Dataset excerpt
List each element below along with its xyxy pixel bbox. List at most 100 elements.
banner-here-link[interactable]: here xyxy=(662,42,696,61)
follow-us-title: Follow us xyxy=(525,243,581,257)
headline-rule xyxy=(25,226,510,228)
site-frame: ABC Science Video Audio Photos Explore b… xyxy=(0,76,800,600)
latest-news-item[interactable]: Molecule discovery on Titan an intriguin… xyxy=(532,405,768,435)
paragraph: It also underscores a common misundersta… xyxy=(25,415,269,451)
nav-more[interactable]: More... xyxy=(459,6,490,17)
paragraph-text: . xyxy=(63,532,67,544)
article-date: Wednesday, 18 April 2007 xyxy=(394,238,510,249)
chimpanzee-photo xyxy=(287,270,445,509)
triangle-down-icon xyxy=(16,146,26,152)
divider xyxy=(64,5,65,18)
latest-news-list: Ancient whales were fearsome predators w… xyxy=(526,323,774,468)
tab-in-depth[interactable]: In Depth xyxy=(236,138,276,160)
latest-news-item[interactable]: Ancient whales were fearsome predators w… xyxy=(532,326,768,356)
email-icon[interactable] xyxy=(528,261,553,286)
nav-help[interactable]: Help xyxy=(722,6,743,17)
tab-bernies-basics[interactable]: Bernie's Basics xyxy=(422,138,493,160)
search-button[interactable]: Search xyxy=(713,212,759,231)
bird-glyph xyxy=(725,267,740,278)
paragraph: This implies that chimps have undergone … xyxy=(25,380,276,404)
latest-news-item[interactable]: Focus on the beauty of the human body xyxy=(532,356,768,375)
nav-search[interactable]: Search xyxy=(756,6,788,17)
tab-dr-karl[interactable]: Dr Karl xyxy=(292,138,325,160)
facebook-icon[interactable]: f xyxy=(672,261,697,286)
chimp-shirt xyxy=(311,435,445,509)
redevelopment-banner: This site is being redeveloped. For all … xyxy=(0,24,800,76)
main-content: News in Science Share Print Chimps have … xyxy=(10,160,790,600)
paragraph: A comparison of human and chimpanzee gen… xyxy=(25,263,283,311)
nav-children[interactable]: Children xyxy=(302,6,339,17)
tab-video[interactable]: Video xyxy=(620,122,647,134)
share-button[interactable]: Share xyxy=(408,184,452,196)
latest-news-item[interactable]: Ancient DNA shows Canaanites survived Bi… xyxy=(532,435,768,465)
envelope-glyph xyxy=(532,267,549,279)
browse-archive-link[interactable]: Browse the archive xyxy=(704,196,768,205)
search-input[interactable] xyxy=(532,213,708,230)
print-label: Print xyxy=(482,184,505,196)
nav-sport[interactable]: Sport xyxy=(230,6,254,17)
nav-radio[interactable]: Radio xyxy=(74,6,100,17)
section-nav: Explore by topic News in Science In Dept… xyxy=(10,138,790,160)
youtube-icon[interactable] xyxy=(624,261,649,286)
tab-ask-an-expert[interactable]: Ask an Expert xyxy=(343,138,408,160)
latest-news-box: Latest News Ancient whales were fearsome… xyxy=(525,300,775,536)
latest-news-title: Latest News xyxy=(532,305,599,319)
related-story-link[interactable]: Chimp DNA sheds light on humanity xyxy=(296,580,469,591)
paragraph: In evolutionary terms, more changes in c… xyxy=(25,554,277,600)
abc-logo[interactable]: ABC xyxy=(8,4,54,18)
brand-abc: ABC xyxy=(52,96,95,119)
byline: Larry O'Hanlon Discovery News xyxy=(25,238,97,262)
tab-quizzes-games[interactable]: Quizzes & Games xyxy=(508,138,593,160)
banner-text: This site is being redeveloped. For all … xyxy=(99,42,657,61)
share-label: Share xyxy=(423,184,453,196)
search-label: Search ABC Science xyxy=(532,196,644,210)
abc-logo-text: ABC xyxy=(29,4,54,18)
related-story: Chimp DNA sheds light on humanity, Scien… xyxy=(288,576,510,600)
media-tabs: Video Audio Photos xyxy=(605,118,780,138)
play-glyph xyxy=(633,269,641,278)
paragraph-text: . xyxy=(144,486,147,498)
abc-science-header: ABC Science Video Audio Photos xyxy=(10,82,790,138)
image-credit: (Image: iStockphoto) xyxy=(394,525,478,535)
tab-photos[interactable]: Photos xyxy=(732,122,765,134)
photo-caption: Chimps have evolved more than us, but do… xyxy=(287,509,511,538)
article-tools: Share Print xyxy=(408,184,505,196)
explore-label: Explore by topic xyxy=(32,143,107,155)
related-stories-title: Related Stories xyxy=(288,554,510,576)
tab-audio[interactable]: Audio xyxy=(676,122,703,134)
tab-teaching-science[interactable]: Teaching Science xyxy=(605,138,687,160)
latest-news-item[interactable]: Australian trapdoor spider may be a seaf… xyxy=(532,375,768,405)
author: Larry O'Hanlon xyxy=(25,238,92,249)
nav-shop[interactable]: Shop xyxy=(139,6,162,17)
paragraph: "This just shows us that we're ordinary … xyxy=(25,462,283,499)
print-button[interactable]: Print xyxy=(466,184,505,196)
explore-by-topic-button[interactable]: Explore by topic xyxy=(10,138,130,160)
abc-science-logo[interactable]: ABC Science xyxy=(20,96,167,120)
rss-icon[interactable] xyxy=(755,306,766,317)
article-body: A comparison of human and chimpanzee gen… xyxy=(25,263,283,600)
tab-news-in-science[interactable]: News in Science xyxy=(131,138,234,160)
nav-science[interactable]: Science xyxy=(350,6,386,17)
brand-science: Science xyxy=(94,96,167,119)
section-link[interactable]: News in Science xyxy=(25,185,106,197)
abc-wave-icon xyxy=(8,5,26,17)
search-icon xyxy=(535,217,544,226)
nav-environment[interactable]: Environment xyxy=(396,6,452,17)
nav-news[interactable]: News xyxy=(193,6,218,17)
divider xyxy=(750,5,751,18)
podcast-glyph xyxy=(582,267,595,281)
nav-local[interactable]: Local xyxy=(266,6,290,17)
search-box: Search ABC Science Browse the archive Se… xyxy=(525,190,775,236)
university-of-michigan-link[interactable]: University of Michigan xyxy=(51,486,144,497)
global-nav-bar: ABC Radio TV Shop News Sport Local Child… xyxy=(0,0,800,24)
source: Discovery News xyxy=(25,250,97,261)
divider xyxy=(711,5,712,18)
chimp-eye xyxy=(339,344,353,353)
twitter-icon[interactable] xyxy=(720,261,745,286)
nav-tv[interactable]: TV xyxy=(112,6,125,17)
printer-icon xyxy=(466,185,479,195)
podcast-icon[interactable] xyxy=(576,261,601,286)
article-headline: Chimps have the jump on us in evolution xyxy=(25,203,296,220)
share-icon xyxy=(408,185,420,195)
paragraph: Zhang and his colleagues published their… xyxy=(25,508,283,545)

▶ EXERCISE INSTRUCTIONS
Please rewrite all the entries above, substituting "recent-story-item" for every occurrence of "latest-news-item" and keeping everything else the same.

▶ ANSWER FOR THIS EXERCISE
List each element below along with its xyxy pixel bbox. List at most 100 elements.
banner-here-link[interactable]: here xyxy=(662,42,696,61)
follow-us-title: Follow us xyxy=(525,243,581,257)
headline-rule xyxy=(25,226,510,228)
site-frame: ABC Science Video Audio Photos Explore b… xyxy=(0,76,800,600)
recent-story-item[interactable]: Molecule discovery on Titan an intriguin… xyxy=(532,405,768,435)
paragraph: It also underscores a common misundersta… xyxy=(25,415,269,451)
nav-more[interactable]: More... xyxy=(459,6,490,17)
paragraph-text: . xyxy=(63,532,67,544)
article-date: Wednesday, 18 April 2007 xyxy=(394,238,510,249)
chimpanzee-photo xyxy=(287,270,445,509)
triangle-down-icon xyxy=(16,146,26,152)
divider xyxy=(64,5,65,18)
latest-news-list: Ancient whales were fearsome predators w… xyxy=(526,323,774,468)
tab-in-depth[interactable]: In Depth xyxy=(236,138,276,160)
recent-story-item[interactable]: Ancient whales were fearsome predators w… xyxy=(532,326,768,356)
email-icon[interactable] xyxy=(528,261,553,286)
nav-help[interactable]: Help xyxy=(722,6,743,17)
tab-bernies-basics[interactable]: Bernie's Basics xyxy=(422,138,493,160)
search-button[interactable]: Search xyxy=(713,212,759,231)
bird-glyph xyxy=(725,267,740,278)
paragraph: This implies that chimps have undergone … xyxy=(25,380,276,404)
recent-story-item[interactable]: Focus on the beauty of the human body xyxy=(532,356,768,375)
nav-search[interactable]: Search xyxy=(756,6,788,17)
tab-dr-karl[interactable]: Dr Karl xyxy=(292,138,325,160)
facebook-icon[interactable]: f xyxy=(672,261,697,286)
chimp-shirt xyxy=(311,435,445,509)
redevelopment-banner: This site is being redeveloped. For all … xyxy=(0,24,800,76)
main-content: News in Science Share Print Chimps have … xyxy=(10,160,790,600)
paragraph: A comparison of human and chimpanzee gen… xyxy=(25,263,283,311)
nav-children[interactable]: Children xyxy=(302,6,339,17)
tab-video[interactable]: Video xyxy=(620,122,647,134)
share-button[interactable]: Share xyxy=(408,184,452,196)
recent-story-item[interactable]: Ancient DNA shows Canaanites survived Bi… xyxy=(532,435,768,465)
envelope-glyph xyxy=(532,267,549,279)
browse-archive-link[interactable]: Browse the archive xyxy=(704,196,768,205)
search-input[interactable] xyxy=(532,213,708,230)
print-label: Print xyxy=(482,184,505,196)
nav-sport[interactable]: Sport xyxy=(230,6,254,17)
nav-radio[interactable]: Radio xyxy=(74,6,100,17)
section-nav: Explore by topic News in Science In Dept… xyxy=(10,138,790,160)
youtube-icon[interactable] xyxy=(624,261,649,286)
tab-ask-an-expert[interactable]: Ask an Expert xyxy=(343,138,408,160)
latest-news-box: Latest News Ancient whales were fearsome… xyxy=(525,300,775,536)
latest-news-title: Latest News xyxy=(532,305,599,319)
related-story-link[interactable]: Chimp DNA sheds light on humanity xyxy=(296,580,469,591)
paragraph: In evolutionary terms, more changes in c… xyxy=(25,554,277,600)
abc-logo[interactable]: ABC xyxy=(8,4,54,18)
brand-abc: ABC xyxy=(52,96,95,119)
byline: Larry O'Hanlon Discovery News xyxy=(25,238,97,262)
tab-quizzes-games[interactable]: Quizzes & Games xyxy=(508,138,593,160)
banner-text: This site is being redeveloped. For all … xyxy=(99,42,657,61)
share-label: Share xyxy=(423,184,453,196)
search-label: Search ABC Science xyxy=(532,196,644,210)
abc-logo-text: ABC xyxy=(29,4,54,18)
related-story: Chimp DNA sheds light on humanity, Scien… xyxy=(288,576,510,600)
media-tabs: Video Audio Photos xyxy=(605,118,780,138)
play-glyph xyxy=(633,269,641,278)
paragraph-text: . xyxy=(144,486,147,498)
abc-science-header: ABC Science Video Audio Photos xyxy=(10,82,790,138)
image-credit: (Image: iStockphoto) xyxy=(394,525,478,535)
tab-photos[interactable]: Photos xyxy=(732,122,765,134)
photo-caption: Chimps have evolved more than us, but do… xyxy=(287,509,511,538)
article-tools: Share Print xyxy=(408,184,505,196)
explore-label: Explore by topic xyxy=(32,143,107,155)
related-stories-title: Related Stories xyxy=(288,554,510,576)
tab-audio[interactable]: Audio xyxy=(676,122,703,134)
tab-teaching-science[interactable]: Teaching Science xyxy=(605,138,687,160)
recent-story-item[interactable]: Australian trapdoor spider may be a seaf… xyxy=(532,375,768,405)
author: Larry O'Hanlon xyxy=(25,238,92,249)
nav-shop[interactable]: Shop xyxy=(139,6,162,17)
paragraph: "This just shows us that we're ordinary … xyxy=(25,462,283,499)
print-button[interactable]: Print xyxy=(466,184,505,196)
explore-by-topic-button[interactable]: Explore by topic xyxy=(10,138,130,160)
abc-science-logo[interactable]: ABC Science xyxy=(20,96,167,120)
rss-icon[interactable] xyxy=(755,306,766,317)
article-body: A comparison of human and chimpanzee gen… xyxy=(25,263,283,600)
tab-news-in-science[interactable]: News in Science xyxy=(131,138,234,160)
nav-science[interactable]: Science xyxy=(350,6,386,17)
brand-science: Science xyxy=(94,96,167,119)
section-link[interactable]: News in Science xyxy=(25,185,106,197)
abc-wave-icon xyxy=(8,5,26,17)
search-icon xyxy=(535,217,544,226)
nav-environment[interactable]: Environment xyxy=(396,6,452,17)
nav-news[interactable]: News xyxy=(193,6,218,17)
divider xyxy=(750,5,751,18)
podcast-glyph xyxy=(582,267,595,281)
nav-local[interactable]: Local xyxy=(266,6,290,17)
search-box: Search ABC Science Browse the archive Se… xyxy=(525,190,775,236)
university-of-michigan-link[interactable]: University of Michigan xyxy=(51,486,144,497)
global-nav-bar: ABC Radio TV Shop News Sport Local Child… xyxy=(0,0,800,24)
source: Discovery News xyxy=(25,250,97,261)
divider xyxy=(711,5,712,18)
chimp-eye xyxy=(339,344,353,353)
twitter-icon[interactable] xyxy=(720,261,745,286)
nav-tv[interactable]: TV xyxy=(112,6,125,17)
printer-icon xyxy=(466,185,479,195)
podcast-icon[interactable] xyxy=(576,261,601,286)
article-headline: Chimps have the jump on us in evolution xyxy=(25,203,296,220)
share-icon xyxy=(408,185,420,195)
paragraph: Zhang and his colleagues published their… xyxy=(25,508,283,545)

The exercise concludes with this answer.